Your objective |
In the entries below, how many lines hold the string "email"? Give only the number.

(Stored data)
# # # #

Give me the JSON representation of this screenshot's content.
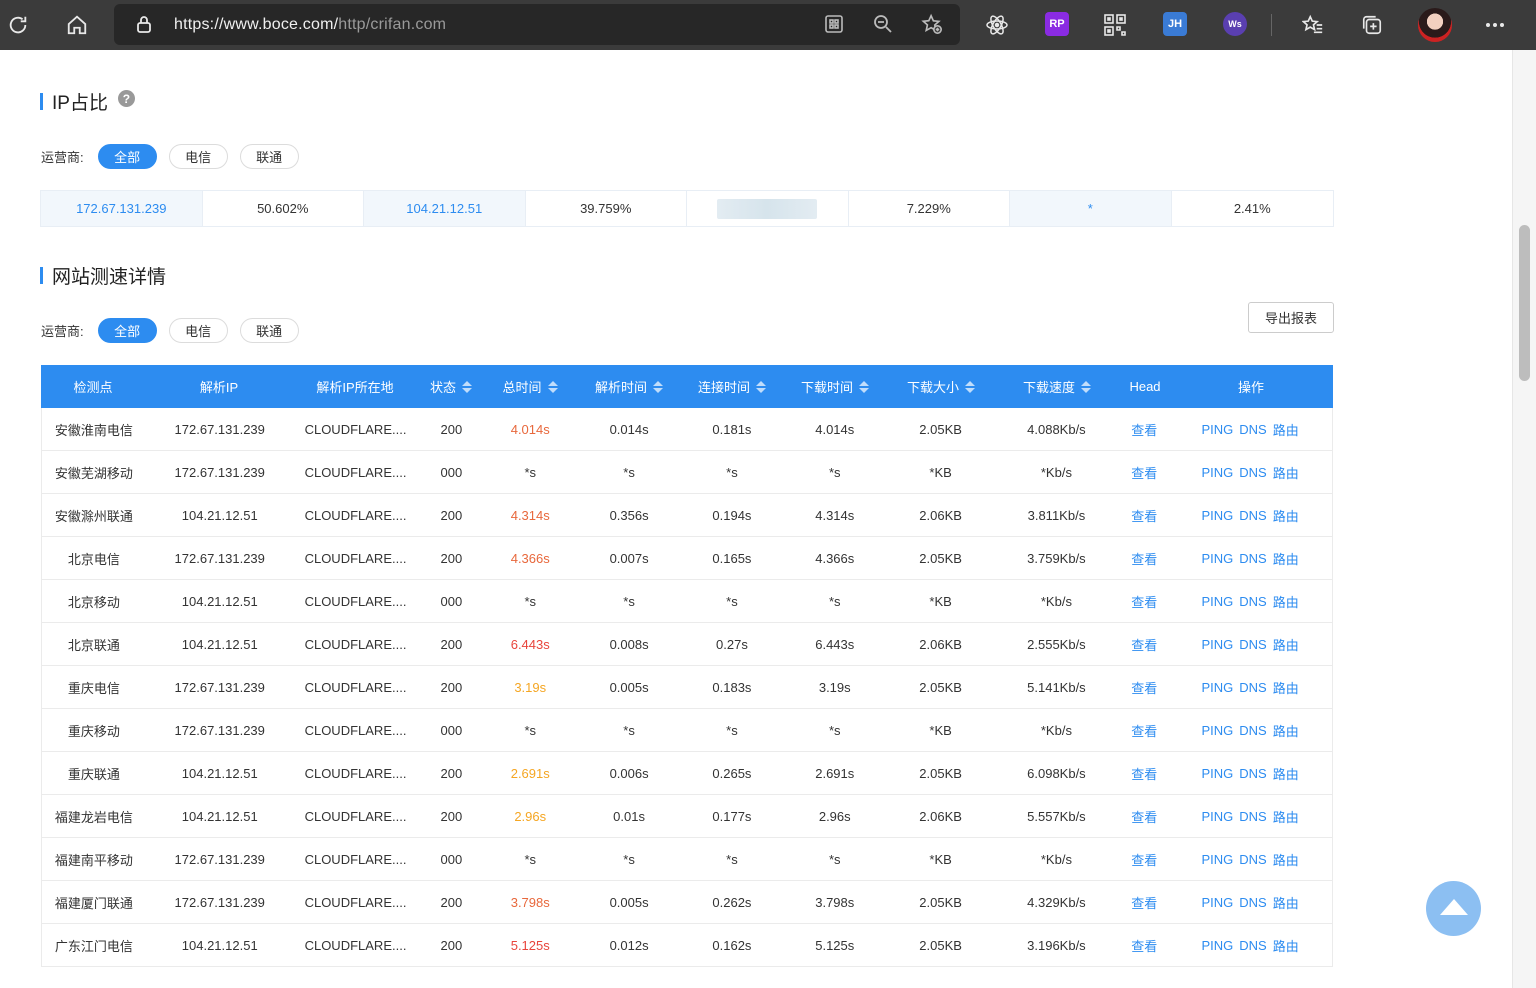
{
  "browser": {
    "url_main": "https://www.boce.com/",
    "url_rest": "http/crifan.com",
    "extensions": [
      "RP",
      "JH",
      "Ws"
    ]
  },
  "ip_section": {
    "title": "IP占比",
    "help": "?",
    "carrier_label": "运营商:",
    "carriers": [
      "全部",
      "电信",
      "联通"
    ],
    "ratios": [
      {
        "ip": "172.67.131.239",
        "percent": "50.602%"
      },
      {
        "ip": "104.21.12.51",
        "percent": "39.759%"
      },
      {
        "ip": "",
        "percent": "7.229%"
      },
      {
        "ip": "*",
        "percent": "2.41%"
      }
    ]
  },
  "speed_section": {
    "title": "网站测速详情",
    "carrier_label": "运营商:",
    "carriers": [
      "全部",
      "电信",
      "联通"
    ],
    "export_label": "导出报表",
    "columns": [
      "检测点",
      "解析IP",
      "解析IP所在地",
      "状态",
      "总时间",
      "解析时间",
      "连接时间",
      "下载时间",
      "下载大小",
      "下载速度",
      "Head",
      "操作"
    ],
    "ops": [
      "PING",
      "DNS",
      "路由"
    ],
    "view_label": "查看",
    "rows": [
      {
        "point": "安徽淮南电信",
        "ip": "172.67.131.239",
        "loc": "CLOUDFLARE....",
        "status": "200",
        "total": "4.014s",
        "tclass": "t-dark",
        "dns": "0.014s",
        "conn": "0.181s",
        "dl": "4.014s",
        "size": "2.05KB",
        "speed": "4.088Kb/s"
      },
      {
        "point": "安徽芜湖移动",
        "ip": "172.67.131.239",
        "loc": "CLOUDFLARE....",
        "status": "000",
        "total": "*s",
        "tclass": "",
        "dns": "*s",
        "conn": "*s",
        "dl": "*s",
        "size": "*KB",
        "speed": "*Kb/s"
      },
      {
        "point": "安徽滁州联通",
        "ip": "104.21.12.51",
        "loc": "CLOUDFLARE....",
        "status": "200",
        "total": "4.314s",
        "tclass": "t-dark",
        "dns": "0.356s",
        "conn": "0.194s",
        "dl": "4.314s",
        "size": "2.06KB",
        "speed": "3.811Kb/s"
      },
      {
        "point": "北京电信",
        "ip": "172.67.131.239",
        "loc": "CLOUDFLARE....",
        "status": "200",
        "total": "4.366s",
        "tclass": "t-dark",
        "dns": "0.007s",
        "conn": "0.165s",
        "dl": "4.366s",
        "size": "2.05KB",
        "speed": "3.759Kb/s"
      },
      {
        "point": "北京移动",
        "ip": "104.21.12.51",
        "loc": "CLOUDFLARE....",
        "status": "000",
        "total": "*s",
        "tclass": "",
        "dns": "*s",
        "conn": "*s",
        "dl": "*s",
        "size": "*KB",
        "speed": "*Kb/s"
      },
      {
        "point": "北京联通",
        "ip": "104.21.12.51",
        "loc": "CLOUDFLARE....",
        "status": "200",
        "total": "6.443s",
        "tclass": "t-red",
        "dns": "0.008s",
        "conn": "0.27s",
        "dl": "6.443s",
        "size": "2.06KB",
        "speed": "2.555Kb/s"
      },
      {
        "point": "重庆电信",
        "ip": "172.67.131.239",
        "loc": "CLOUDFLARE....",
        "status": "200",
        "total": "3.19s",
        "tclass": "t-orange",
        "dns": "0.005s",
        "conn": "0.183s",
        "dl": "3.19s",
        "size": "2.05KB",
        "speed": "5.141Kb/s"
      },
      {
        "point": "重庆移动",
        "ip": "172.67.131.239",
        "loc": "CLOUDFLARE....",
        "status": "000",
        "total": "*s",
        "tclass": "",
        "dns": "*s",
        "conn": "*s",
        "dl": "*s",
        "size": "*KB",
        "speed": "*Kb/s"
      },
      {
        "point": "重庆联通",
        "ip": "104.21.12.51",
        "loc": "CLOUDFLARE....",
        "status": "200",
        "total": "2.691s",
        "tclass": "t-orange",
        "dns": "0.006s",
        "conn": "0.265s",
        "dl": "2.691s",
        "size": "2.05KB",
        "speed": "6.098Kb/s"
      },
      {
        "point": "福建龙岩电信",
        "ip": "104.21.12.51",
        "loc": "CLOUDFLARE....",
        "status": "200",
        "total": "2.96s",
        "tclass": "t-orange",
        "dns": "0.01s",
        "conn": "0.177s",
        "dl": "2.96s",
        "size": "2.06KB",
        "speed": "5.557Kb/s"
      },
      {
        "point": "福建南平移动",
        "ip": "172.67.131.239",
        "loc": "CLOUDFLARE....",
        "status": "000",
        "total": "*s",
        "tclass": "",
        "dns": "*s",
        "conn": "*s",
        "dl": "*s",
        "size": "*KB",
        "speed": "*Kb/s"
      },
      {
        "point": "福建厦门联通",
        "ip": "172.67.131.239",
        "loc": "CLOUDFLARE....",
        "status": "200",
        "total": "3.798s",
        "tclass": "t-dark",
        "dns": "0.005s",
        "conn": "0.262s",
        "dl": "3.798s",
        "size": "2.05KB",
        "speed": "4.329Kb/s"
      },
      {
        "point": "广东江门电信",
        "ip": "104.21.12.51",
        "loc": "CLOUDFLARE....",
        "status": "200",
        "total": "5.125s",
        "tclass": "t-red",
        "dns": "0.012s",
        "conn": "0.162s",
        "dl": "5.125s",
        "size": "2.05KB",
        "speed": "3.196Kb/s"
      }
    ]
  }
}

# # # #

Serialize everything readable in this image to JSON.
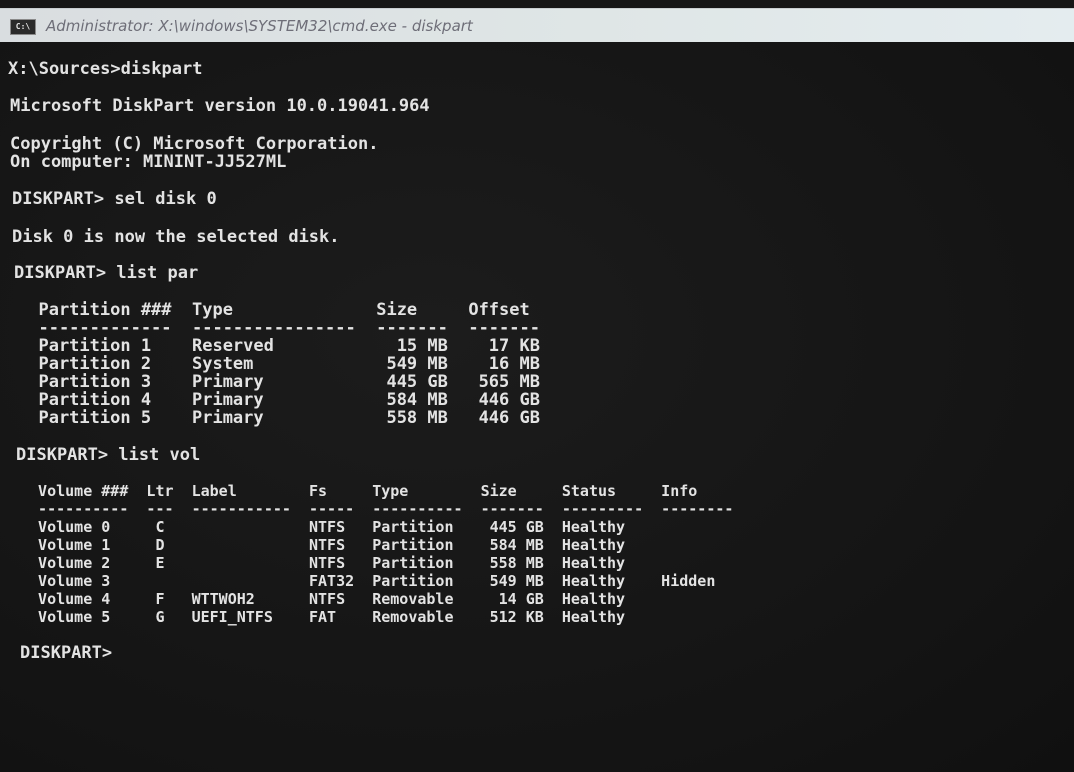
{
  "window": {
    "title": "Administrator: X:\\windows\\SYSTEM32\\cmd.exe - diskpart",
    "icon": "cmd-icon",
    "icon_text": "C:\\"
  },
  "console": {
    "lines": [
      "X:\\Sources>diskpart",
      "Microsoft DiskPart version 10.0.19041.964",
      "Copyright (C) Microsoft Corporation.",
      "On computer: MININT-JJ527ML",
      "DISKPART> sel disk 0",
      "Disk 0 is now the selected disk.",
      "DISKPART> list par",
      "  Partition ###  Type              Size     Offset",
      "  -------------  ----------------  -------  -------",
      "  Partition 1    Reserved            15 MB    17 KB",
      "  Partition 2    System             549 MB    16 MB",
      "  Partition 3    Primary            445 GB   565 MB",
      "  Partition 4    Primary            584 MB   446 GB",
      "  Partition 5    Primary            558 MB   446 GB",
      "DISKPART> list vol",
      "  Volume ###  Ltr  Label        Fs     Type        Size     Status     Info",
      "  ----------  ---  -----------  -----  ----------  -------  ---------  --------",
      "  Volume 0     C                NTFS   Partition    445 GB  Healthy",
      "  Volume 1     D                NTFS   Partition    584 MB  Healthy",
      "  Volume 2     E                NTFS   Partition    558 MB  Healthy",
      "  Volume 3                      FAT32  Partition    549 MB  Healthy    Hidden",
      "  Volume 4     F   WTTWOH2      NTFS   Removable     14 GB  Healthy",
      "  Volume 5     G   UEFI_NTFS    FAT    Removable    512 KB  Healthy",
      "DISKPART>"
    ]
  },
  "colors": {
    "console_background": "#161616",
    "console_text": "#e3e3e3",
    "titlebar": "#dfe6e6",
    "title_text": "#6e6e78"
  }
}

# # # #

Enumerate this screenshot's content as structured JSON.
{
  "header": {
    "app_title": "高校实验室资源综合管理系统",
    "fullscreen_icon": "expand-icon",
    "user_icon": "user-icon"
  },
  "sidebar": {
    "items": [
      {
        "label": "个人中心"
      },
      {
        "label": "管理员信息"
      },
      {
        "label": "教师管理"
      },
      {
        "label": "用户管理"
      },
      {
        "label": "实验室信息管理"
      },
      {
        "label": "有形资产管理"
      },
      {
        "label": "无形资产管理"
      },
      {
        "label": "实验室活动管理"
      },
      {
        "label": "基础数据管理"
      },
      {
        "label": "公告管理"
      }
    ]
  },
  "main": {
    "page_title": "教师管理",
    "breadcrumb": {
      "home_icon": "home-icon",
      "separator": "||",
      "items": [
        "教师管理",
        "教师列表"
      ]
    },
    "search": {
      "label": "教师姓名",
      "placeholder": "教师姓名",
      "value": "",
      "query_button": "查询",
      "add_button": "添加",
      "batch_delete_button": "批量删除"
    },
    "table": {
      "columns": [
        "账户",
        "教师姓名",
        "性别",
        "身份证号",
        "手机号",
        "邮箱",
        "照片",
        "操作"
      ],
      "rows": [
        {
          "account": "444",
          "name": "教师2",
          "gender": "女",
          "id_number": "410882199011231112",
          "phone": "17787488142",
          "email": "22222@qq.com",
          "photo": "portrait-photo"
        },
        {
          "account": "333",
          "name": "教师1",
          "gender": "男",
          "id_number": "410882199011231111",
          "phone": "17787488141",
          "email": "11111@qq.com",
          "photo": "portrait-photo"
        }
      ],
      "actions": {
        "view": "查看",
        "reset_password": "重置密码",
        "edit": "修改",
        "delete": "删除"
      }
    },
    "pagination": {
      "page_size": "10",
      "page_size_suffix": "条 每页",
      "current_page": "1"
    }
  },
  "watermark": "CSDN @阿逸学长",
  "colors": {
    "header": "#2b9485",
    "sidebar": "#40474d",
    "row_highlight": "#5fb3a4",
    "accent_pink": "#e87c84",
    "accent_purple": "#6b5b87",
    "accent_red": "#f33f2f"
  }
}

# # # #

Written answer |
2